(DATA SUPPLIED)
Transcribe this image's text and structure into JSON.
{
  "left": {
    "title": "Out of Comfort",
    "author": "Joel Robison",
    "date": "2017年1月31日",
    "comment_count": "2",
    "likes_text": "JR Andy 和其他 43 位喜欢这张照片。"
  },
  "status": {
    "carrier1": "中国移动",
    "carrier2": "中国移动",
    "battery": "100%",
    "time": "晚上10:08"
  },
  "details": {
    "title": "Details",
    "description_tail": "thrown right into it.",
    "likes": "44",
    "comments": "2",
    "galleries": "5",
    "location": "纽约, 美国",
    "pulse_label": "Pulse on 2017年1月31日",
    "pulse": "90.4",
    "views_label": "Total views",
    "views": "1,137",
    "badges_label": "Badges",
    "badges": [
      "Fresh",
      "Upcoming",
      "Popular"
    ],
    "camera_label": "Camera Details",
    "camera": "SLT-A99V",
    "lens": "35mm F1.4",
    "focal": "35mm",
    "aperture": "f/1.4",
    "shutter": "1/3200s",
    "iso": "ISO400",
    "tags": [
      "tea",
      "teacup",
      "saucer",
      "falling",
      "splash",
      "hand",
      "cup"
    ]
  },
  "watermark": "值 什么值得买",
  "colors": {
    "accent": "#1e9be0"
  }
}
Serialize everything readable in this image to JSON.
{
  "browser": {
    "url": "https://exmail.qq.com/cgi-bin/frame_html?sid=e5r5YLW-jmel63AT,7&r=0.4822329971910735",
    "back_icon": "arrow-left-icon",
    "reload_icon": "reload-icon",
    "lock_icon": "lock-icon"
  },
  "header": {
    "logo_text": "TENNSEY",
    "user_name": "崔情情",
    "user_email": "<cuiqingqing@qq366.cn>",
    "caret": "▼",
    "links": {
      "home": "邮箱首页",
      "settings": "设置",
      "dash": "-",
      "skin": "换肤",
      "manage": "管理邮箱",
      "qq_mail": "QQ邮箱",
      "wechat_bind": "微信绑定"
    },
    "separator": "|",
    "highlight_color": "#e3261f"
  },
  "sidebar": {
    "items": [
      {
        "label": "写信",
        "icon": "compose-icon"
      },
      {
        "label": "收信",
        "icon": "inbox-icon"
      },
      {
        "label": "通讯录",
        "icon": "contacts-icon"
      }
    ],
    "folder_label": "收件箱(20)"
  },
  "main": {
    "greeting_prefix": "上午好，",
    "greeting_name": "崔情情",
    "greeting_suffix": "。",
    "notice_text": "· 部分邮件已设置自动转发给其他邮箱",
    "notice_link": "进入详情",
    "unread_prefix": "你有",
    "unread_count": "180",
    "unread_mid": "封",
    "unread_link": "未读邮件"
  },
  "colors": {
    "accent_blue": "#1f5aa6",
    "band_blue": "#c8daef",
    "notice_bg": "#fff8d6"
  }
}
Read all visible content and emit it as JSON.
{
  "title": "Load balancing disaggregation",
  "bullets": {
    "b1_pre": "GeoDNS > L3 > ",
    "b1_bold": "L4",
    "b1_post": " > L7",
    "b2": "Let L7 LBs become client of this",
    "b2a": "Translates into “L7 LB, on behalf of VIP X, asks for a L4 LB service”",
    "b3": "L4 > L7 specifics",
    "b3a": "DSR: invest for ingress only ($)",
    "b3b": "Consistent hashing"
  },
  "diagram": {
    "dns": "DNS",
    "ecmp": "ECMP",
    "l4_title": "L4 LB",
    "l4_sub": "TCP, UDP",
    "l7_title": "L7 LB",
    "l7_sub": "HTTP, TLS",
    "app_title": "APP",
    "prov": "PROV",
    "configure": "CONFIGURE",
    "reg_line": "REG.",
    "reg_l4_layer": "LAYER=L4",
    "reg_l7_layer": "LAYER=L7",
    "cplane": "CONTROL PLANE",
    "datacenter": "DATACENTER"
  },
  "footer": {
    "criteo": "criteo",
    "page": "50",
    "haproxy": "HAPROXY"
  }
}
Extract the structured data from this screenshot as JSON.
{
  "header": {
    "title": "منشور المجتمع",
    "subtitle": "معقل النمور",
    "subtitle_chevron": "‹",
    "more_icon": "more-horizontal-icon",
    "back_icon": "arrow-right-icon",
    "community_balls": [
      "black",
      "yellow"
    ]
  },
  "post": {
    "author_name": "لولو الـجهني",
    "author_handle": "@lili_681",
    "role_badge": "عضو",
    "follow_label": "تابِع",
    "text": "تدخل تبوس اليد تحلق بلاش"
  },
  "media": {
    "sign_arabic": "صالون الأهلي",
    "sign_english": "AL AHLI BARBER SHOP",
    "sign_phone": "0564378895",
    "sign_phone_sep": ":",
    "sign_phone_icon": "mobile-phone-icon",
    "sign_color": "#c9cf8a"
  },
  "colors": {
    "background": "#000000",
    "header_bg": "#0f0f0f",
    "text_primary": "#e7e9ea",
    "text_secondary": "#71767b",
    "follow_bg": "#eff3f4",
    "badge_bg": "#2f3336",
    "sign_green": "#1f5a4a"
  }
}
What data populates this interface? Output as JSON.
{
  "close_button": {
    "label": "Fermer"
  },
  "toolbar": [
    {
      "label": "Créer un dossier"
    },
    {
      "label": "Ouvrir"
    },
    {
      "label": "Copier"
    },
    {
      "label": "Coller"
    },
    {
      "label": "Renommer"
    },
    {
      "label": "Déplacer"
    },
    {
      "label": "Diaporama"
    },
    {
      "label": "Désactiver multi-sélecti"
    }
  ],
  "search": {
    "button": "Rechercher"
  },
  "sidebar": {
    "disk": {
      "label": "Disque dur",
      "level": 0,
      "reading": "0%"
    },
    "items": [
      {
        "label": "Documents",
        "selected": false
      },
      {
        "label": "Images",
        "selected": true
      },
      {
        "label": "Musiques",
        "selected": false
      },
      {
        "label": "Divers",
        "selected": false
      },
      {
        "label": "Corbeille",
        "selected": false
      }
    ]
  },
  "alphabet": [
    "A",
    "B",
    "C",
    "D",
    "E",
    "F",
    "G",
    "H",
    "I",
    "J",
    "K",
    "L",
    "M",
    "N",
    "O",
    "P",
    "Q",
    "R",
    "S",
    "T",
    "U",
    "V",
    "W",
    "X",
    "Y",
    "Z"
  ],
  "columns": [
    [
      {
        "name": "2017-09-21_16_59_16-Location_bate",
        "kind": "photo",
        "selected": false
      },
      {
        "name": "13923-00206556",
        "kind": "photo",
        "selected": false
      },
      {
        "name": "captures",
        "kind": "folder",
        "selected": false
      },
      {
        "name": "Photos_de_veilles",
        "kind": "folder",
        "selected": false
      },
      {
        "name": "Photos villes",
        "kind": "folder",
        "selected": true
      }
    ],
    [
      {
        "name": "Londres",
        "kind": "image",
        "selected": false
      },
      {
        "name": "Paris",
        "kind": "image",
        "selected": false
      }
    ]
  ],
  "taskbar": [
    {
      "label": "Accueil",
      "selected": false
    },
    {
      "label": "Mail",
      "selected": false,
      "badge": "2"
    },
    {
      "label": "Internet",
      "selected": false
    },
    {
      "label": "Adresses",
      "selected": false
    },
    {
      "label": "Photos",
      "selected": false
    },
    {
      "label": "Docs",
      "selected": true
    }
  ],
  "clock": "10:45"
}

(OBJECTIVE) Word for word, restate all of the data shown above.

(RIGHT ANSWER)
Transcribe this image's text and structure into JSON.
{
  "left": {
    "title": "Out of Comfort",
    "author": "Joel Robison",
    "date": "2017年1月31日",
    "comment_count": "2",
    "likes_text": "JR Andy 和其他 43 位喜欢这张照片。"
  },
  "status": {
    "carrier1": "中国移动",
    "carrier2": "中国移动",
    "battery": "100%",
    "time": "晚上10:08"
  },
  "details": {
    "title": "Details",
    "description_tail": "thrown right into it.",
    "likes": "44",
    "comments": "2",
    "galleries": "5",
    "location": "纽约, 美国",
    "pulse_label": "Pulse on 2017年1月31日",
    "pulse": "90.4",
    "views_label": "Total views",
    "views": "1,137",
    "badges_label": "Badges",
    "badges": [
      "Fresh",
      "Upcoming",
      "Popular"
    ],
    "camera_label": "Camera Details",
    "camera": "SLT-A99V",
    "lens": "35mm F1.4",
    "focal": "35mm",
    "aperture": "f/1.4",
    "shutter": "1/3200s",
    "iso": "ISO400",
    "tags": [
      "tea",
      "teacup",
      "saucer",
      "falling",
      "splash",
      "hand",
      "cup"
    ]
  },
  "watermark": "值 什么值得买",
  "colors": {
    "accent": "#1e9be0"
  }
}
Serialize everything readable in this image to JSON.
{
  "browser": {
    "url": "https://exmail.qq.com/cgi-bin/frame_html?sid=e5r5YLW-jmel63AT,7&r=0.4822329971910735",
    "back_icon": "arrow-left-icon",
    "reload_icon": "reload-icon",
    "lock_icon": "lock-icon"
  },
  "header": {
    "logo_text": "TENNSEY",
    "user_name": "崔情情",
    "user_email": "<cuiqingqing@qq366.cn>",
    "caret": "▼",
    "links": {
      "home": "邮箱首页",
      "settings": "设置",
      "dash": "-",
      "skin": "换肤",
      "manage": "管理邮箱",
      "qq_mail": "QQ邮箱",
      "wechat_bind": "微信绑定"
    },
    "separator": "|",
    "highlight_color": "#e3261f"
  },
  "sidebar": {
    "items": [
      {
        "label": "写信",
        "icon": "compose-icon"
      },
      {
        "label": "收信",
        "icon": "inbox-icon"
      },
      {
        "label": "通讯录",
        "icon": "contacts-icon"
      }
    ],
    "folder_label": "收件箱(20)"
  },
  "main": {
    "greeting_prefix": "上午好，",
    "greeting_name": "崔情情",
    "greeting_suffix": "。",
    "notice_text": "· 部分邮件已设置自动转发给其他邮箱",
    "notice_link": "进入详情",
    "unread_prefix": "你有",
    "unread_count": "180",
    "unread_mid": "封",
    "unread_link": "未读邮件"
  },
  "colors": {
    "accent_blue": "#1f5aa6",
    "band_blue": "#c8daef",
    "notice_bg": "#fff8d6"
  }
}
Read all visible content and emit it as JSON.
{
  "title": "Load balancing disaggregation",
  "bullets": {
    "b1_pre": "GeoDNS > L3 > ",
    "b1_bold": "L4",
    "b1_post": " > L7",
    "b2": "Let L7 LBs become client of this",
    "b2a": "Translates into “L7 LB, on behalf of VIP X, asks for a L4 LB service”",
    "b3": "L4 > L7 specifics",
    "b3a": "DSR: invest for ingress only ($)",
    "b3b": "Consistent hashing"
  },
  "diagram": {
    "dns": "DNS",
    "ecmp": "ECMP",
    "l4_title": "L4 LB",
    "l4_sub": "TCP, UDP",
    "l7_title": "L7 LB",
    "l7_sub": "HTTP, TLS",
    "app_title": "APP",
    "prov": "PROV",
    "configure": "CONFIGURE",
    "reg_line": "REG.",
    "reg_l4_layer": "LAYER=L4",
    "reg_l7_layer": "LAYER=L7",
    "cplane": "CONTROL PLANE",
    "datacenter": "DATACENTER"
  },
  "footer": {
    "criteo": "criteo",
    "page": "50",
    "haproxy": "HAPROXY"
  }
}
Extract the structured data from this screenshot as JSON.
{
  "header": {
    "title": "منشور المجتمع",
    "subtitle": "معقل النمور",
    "subtitle_chevron": "‹",
    "more_icon": "more-horizontal-icon",
    "back_icon": "arrow-right-icon",
    "community_balls": [
      "black",
      "yellow"
    ]
  },
  "post": {
    "author_name": "لولو الـجهني",
    "author_handle": "@lili_681",
    "role_badge": "عضو",
    "follow_label": "تابِع",
    "text": "تدخل تبوس اليد تحلق بلاش"
  },
  "media": {
    "sign_arabic": "صالون الأهلي",
    "sign_english": "AL AHLI BARBER SHOP",
    "sign_phone": "0564378895",
    "sign_phone_sep": ":",
    "sign_phone_icon": "mobile-phone-icon",
    "sign_color": "#c9cf8a"
  },
  "colors": {
    "background": "#000000",
    "header_bg": "#0f0f0f",
    "text_primary": "#e7e9ea",
    "text_secondary": "#71767b",
    "follow_bg": "#eff3f4",
    "badge_bg": "#2f3336",
    "sign_green": "#1f5a4a"
  }
}
What data populates this interface? Output as JSON.
{
  "close_button": {
    "label": "Fermer"
  },
  "toolbar": [
    {
      "label": "Créer un dossier"
    },
    {
      "label": "Ouvrir"
    },
    {
      "label": "Copier"
    },
    {
      "label": "Coller"
    },
    {
      "label": "Renommer"
    },
    {
      "label": "Déplacer"
    },
    {
      "label": "Diaporama"
    },
    {
      "label": "Désactiver multi-sélecti"
    }
  ],
  "search": {
    "button": "Rechercher"
  },
  "sidebar": {
    "disk": {
      "label": "Disque dur",
      "level": 0,
      "reading": "0%"
    },
    "items": [
      {
        "label": "Documents",
        "selected": false
      },
      {
        "label": "Images",
        "selected": true
      },
      {
        "label": "Musiques",
        "selected": false
      },
      {
        "label": "Divers",
        "selected": false
      },
      {
        "label": "Corbeille",
        "selected": false
      }
    ]
  },
  "alphabet": [
    "A",
    "B",
    "C",
    "D",
    "E",
    "F",
    "G",
    "H",
    "I",
    "J",
    "K",
    "L",
    "M",
    "N",
    "O",
    "P",
    "Q",
    "R",
    "S",
    "T",
    "U",
    "V",
    "W",
    "X",
    "Y",
    "Z"
  ],
  "columns": [
    [
      {
        "name": "2017-09-21_16_59_16-Location_bate",
        "kind": "photo",
        "selected": false
      },
      {
        "name": "13923-00206556",
        "kind": "photo",
        "selected": false
      },
      {
        "name": "captures",
        "kind": "folder",
        "selected": false
      },
      {
        "name": "Photos_de_veilles",
        "kind": "folder",
        "selected": false
      },
      {
        "name": "Photos villes",
        "kind": "folder",
        "selected": true
      }
    ],
    [
      {
        "name": "Londres",
        "kind": "image",
        "selected": false
      },
      {
        "name": "Paris",
        "kind": "image",
        "selected": false
      }
    ]
  ],
  "taskbar": [
    {
      "label": "Accueil",
      "selected": false
    },
    {
      "label": "Mail",
      "selected": false,
      "badge": "2"
    },
    {
      "label": "Internet",
      "selected": false
    },
    {
      "label": "Adresses",
      "selected": false
    },
    {
      "label": "Photos",
      "selected": false
    },
    {
      "label": "Docs",
      "selected": true
    }
  ],
  "clock": "10:45"
}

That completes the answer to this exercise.